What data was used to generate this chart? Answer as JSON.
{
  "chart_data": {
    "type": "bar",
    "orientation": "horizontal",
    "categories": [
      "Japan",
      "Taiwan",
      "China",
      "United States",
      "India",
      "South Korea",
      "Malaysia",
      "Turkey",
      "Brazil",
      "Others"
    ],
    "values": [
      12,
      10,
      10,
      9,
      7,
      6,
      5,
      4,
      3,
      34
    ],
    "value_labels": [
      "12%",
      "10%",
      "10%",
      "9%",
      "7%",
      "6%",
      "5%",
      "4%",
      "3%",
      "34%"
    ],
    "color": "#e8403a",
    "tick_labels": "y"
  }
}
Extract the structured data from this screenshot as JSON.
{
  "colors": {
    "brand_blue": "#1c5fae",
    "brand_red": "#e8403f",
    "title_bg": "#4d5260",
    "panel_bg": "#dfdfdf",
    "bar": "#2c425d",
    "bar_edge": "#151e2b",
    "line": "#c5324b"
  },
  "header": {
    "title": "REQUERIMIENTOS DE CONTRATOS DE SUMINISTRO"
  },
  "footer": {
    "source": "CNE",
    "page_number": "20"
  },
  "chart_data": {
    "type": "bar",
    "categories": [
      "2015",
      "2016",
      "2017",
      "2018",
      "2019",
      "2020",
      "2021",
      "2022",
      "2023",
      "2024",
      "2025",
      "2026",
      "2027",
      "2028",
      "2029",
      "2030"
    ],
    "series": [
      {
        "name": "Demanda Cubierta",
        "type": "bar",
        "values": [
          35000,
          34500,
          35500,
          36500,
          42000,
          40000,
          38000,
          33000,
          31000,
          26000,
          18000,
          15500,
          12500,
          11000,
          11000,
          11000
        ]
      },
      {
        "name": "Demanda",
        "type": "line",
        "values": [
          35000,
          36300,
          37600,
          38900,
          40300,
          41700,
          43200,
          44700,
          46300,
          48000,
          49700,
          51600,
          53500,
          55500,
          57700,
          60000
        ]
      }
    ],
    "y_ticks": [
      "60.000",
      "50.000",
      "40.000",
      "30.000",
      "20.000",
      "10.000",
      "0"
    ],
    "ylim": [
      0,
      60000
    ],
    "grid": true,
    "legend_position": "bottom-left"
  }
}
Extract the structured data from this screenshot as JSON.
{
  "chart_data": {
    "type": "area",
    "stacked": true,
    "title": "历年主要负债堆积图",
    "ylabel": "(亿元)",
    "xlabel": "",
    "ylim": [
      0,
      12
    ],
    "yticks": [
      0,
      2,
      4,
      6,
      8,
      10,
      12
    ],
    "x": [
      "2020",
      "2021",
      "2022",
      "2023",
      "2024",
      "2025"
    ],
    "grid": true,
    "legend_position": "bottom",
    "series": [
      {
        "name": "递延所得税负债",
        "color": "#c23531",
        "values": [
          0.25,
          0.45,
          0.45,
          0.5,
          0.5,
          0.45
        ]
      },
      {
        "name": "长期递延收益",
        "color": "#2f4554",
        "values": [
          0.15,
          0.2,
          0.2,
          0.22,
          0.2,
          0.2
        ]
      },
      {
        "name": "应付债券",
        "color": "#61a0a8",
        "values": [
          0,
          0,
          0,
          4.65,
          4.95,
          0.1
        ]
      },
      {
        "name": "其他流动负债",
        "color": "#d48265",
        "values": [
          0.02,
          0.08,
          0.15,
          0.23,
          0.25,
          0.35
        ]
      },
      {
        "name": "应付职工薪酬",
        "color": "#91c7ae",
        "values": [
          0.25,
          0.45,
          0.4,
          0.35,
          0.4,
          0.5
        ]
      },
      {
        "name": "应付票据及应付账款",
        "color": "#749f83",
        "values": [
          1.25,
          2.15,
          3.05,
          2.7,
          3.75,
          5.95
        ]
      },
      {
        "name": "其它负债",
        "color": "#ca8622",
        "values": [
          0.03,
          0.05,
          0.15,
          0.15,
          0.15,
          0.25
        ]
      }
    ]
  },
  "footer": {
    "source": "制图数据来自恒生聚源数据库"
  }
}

──────────

TASK TO CARRY OUT: Take the listing above and write it out again exactly.

ANSWER:
What data was used to generate this chart? Answer as JSON.
{
  "chart_data": {
    "type": "bar",
    "orientation": "horizontal",
    "categories": [
      "Japan",
      "Taiwan",
      "China",
      "United States",
      "India",
      "South Korea",
      "Malaysia",
      "Turkey",
      "Brazil",
      "Others"
    ],
    "values": [
      12,
      10,
      10,
      9,
      7,
      6,
      5,
      4,
      3,
      34
    ],
    "value_labels": [
      "12%",
      "10%",
      "10%",
      "9%",
      "7%",
      "6%",
      "5%",
      "4%",
      "3%",
      "34%"
    ],
    "color": "#e8403a",
    "tick_labels": "y"
  }
}
Extract the structured data from this screenshot as JSON.
{
  "colors": {
    "brand_blue": "#1c5fae",
    "brand_red": "#e8403f",
    "title_bg": "#4d5260",
    "panel_bg": "#dfdfdf",
    "bar": "#2c425d",
    "bar_edge": "#151e2b",
    "line": "#c5324b"
  },
  "header": {
    "title": "REQUERIMIENTOS DE CONTRATOS DE SUMINISTRO"
  },
  "footer": {
    "source": "CNE",
    "page_number": "20"
  },
  "chart_data": {
    "type": "bar",
    "categories": [
      "2015",
      "2016",
      "2017",
      "2018",
      "2019",
      "2020",
      "2021",
      "2022",
      "2023",
      "2024",
      "2025",
      "2026",
      "2027",
      "2028",
      "2029",
      "2030"
    ],
    "series": [
      {
        "name": "Demanda Cubierta",
        "type": "bar",
        "values": [
          35000,
          34500,
          35500,
          36500,
          42000,
          40000,
          38000,
          33000,
          31000,
          26000,
          18000,
          15500,
          12500,
          11000,
          11000,
          11000
        ]
      },
      {
        "name": "Demanda",
        "type": "line",
        "values": [
          35000,
          36300,
          37600,
          38900,
          40300,
          41700,
          43200,
          44700,
          46300,
          48000,
          49700,
          51600,
          53500,
          55500,
          57700,
          60000
        ]
      }
    ],
    "y_ticks": [
      "60.000",
      "50.000",
      "40.000",
      "30.000",
      "20.000",
      "10.000",
      "0"
    ],
    "ylim": [
      0,
      60000
    ],
    "grid": true,
    "legend_position": "bottom-left"
  }
}
Extract the structured data from this screenshot as JSON.
{
  "chart_data": {
    "type": "area",
    "stacked": true,
    "title": "历年主要负债堆积图",
    "ylabel": "(亿元)",
    "xlabel": "",
    "ylim": [
      0,
      12
    ],
    "yticks": [
      0,
      2,
      4,
      6,
      8,
      10,
      12
    ],
    "x": [
      "2020",
      "2021",
      "2022",
      "2023",
      "2024",
      "2025"
    ],
    "grid": true,
    "legend_position": "bottom",
    "series": [
      {
        "name": "递延所得税负债",
        "color": "#c23531",
        "values": [
          0.25,
          0.45,
          0.45,
          0.5,
          0.5,
          0.45
        ]
      },
      {
        "name": "长期递延收益",
        "color": "#2f4554",
        "values": [
          0.15,
          0.2,
          0.2,
          0.22,
          0.2,
          0.2
        ]
      },
      {
        "name": "应付债券",
        "color": "#61a0a8",
        "values": [
          0,
          0,
          0,
          4.65,
          4.95,
          0.1
        ]
      },
      {
        "name": "其他流动负债",
        "color": "#d48265",
        "values": [
          0.02,
          0.08,
          0.15,
          0.23,
          0.25,
          0.35
        ]
      },
      {
        "name": "应付职工薪酬",
        "color": "#91c7ae",
        "values": [
          0.25,
          0.45,
          0.4,
          0.35,
          0.4,
          0.5
        ]
      },
      {
        "name": "应付票据及应付账款",
        "color": "#749f83",
        "values": [
          1.25,
          2.15,
          3.05,
          2.7,
          3.75,
          5.95
        ]
      },
      {
        "name": "其它负债",
        "color": "#ca8622",
        "values": [
          0.03,
          0.05,
          0.15,
          0.15,
          0.15,
          0.25
        ]
      }
    ]
  },
  "footer": {
    "source": "制图数据来自恒生聚源数据库"
  }
}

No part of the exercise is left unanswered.